▶ Excerpted records
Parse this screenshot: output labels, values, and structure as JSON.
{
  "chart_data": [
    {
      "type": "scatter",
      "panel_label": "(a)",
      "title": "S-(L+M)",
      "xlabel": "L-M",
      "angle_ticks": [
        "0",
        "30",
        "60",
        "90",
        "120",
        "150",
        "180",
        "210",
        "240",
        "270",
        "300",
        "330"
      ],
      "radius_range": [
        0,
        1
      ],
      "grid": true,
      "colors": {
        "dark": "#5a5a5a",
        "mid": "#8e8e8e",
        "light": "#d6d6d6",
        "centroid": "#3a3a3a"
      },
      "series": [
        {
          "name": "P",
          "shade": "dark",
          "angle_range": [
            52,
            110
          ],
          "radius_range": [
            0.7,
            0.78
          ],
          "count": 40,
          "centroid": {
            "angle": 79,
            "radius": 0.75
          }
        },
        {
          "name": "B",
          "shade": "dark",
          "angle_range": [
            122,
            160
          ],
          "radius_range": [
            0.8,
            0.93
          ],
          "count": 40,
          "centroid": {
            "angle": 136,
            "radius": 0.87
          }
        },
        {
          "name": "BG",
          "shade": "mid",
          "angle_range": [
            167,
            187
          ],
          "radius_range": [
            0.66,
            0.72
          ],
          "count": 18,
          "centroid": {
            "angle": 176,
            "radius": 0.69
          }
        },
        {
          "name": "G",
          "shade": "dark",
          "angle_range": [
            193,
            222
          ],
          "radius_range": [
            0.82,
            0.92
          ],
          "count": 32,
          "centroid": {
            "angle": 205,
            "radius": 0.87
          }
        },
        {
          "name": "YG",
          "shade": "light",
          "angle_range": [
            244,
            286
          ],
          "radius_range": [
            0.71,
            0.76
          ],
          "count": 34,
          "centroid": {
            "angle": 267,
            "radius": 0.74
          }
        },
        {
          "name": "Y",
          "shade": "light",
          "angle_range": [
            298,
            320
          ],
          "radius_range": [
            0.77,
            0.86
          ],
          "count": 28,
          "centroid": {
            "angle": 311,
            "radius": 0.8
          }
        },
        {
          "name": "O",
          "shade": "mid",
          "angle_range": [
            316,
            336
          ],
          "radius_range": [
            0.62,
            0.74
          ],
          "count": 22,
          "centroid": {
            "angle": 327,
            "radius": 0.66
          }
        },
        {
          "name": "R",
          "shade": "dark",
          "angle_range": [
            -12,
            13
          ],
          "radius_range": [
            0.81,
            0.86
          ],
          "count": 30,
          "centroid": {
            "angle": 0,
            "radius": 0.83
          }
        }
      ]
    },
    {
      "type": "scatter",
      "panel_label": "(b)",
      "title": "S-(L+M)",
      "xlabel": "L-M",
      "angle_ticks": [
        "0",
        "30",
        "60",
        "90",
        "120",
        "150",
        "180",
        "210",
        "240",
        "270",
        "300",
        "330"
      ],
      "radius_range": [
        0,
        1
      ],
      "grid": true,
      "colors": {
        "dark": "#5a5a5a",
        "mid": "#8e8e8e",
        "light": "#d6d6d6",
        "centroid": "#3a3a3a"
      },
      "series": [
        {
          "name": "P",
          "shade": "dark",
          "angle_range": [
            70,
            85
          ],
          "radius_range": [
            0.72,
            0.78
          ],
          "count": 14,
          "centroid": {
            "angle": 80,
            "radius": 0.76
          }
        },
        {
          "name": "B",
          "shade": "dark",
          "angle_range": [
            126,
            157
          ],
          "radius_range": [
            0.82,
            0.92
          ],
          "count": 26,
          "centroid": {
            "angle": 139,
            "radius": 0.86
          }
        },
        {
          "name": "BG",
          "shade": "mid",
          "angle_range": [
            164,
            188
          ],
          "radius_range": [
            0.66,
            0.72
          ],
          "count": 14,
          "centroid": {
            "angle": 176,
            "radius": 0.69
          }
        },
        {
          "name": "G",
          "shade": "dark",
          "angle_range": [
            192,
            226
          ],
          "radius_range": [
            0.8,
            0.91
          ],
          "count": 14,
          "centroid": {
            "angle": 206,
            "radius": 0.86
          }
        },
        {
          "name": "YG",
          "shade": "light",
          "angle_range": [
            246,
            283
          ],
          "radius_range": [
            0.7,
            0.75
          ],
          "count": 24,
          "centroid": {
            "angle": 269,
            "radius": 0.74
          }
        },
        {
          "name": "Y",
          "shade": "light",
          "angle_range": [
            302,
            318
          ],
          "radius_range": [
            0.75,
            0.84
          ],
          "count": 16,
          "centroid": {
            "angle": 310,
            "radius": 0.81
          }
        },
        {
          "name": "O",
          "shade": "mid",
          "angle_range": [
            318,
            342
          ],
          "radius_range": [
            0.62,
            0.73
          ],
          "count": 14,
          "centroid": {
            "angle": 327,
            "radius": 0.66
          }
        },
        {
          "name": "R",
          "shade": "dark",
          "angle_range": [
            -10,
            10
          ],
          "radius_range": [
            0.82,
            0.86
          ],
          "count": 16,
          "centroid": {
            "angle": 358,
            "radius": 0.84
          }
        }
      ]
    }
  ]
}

▶ Written request
Retype the listing. Match it exactly.

▶ Exercise solution
Parse this screenshot: output labels, values, and structure as JSON.
{
  "chart_data": [
    {
      "type": "scatter",
      "panel_label": "(a)",
      "title": "S-(L+M)",
      "xlabel": "L-M",
      "angle_ticks": [
        "0",
        "30",
        "60",
        "90",
        "120",
        "150",
        "180",
        "210",
        "240",
        "270",
        "300",
        "330"
      ],
      "radius_range": [
        0,
        1
      ],
      "grid": true,
      "colors": {
        "dark": "#5a5a5a",
        "mid": "#8e8e8e",
        "light": "#d6d6d6",
        "centroid": "#3a3a3a"
      },
      "series": [
        {
          "name": "P",
          "shade": "dark",
          "angle_range": [
            52,
            110
          ],
          "radius_range": [
            0.7,
            0.78
          ],
          "count": 40,
          "centroid": {
            "angle": 79,
            "radius": 0.75
          }
        },
        {
          "name": "B",
          "shade": "dark",
          "angle_range": [
            122,
            160
          ],
          "radius_range": [
            0.8,
            0.93
          ],
          "count": 40,
          "centroid": {
            "angle": 136,
            "radius": 0.87
          }
        },
        {
          "name": "BG",
          "shade": "mid",
          "angle_range": [
            167,
            187
          ],
          "radius_range": [
            0.66,
            0.72
          ],
          "count": 18,
          "centroid": {
            "angle": 176,
            "radius": 0.69
          }
        },
        {
          "name": "G",
          "shade": "dark",
          "angle_range": [
            193,
            222
          ],
          "radius_range": [
            0.82,
            0.92
          ],
          "count": 32,
          "centroid": {
            "angle": 205,
            "radius": 0.87
          }
        },
        {
          "name": "YG",
          "shade": "light",
          "angle_range": [
            244,
            286
          ],
          "radius_range": [
            0.71,
            0.76
          ],
          "count": 34,
          "centroid": {
            "angle": 267,
            "radius": 0.74
          }
        },
        {
          "name": "Y",
          "shade": "light",
          "angle_range": [
            298,
            320
          ],
          "radius_range": [
            0.77,
            0.86
          ],
          "count": 28,
          "centroid": {
            "angle": 311,
            "radius": 0.8
          }
        },
        {
          "name": "O",
          "shade": "mid",
          "angle_range": [
            316,
            336
          ],
          "radius_range": [
            0.62,
            0.74
          ],
          "count": 22,
          "centroid": {
            "angle": 327,
            "radius": 0.66
          }
        },
        {
          "name": "R",
          "shade": "dark",
          "angle_range": [
            -12,
            13
          ],
          "radius_range": [
            0.81,
            0.86
          ],
          "count": 30,
          "centroid": {
            "angle": 0,
            "radius": 0.83
          }
        }
      ]
    },
    {
      "type": "scatter",
      "panel_label": "(b)",
      "title": "S-(L+M)",
      "xlabel": "L-M",
      "angle_ticks": [
        "0",
        "30",
        "60",
        "90",
        "120",
        "150",
        "180",
        "210",
        "240",
        "270",
        "300",
        "330"
      ],
      "radius_range": [
        0,
        1
      ],
      "grid": true,
      "colors": {
        "dark": "#5a5a5a",
        "mid": "#8e8e8e",
        "light": "#d6d6d6",
        "centroid": "#3a3a3a"
      },
      "series": [
        {
          "name": "P",
          "shade": "dark",
          "angle_range": [
            70,
            85
          ],
          "radius_range": [
            0.72,
            0.78
          ],
          "count": 14,
          "centroid": {
            "angle": 80,
            "radius": 0.76
          }
        },
        {
          "name": "B",
          "shade": "dark",
          "angle_range": [
            126,
            157
          ],
          "radius_range": [
            0.82,
            0.92
          ],
          "count": 26,
          "centroid": {
            "angle": 139,
            "radius": 0.86
          }
        },
        {
          "name": "BG",
          "shade": "mid",
          "angle_range": [
            164,
            188
          ],
          "radius_range": [
            0.66,
            0.72
          ],
          "count": 14,
          "centroid": {
            "angle": 176,
            "radius": 0.69
          }
        },
        {
          "name": "G",
          "shade": "dark",
          "angle_range": [
            192,
            226
          ],
          "radius_range": [
            0.8,
            0.91
          ],
          "count": 14,
          "centroid": {
            "angle": 206,
            "radius": 0.86
          }
        },
        {
          "name": "YG",
          "shade": "light",
          "angle_range": [
            246,
            283
          ],
          "radius_range": [
            0.7,
            0.75
          ],
          "count": 24,
          "centroid": {
            "angle": 269,
            "radius": 0.74
          }
        },
        {
          "name": "Y",
          "shade": "light",
          "angle_range": [
            302,
            318
          ],
          "radius_range": [
            0.75,
            0.84
          ],
          "count": 16,
          "centroid": {
            "angle": 310,
            "radius": 0.81
          }
        },
        {
          "name": "O",
          "shade": "mid",
          "angle_range": [
            318,
            342
          ],
          "radius_range": [
            0.62,
            0.73
          ],
          "count": 14,
          "centroid": {
            "angle": 327,
            "radius": 0.66
          }
        },
        {
          "name": "R",
          "shade": "dark",
          "angle_range": [
            -10,
            10
          ],
          "radius_range": [
            0.82,
            0.86
          ],
          "count": 16,
          "centroid": {
            "angle": 358,
            "radius": 0.84
          }
        }
      ]
    }
  ]
}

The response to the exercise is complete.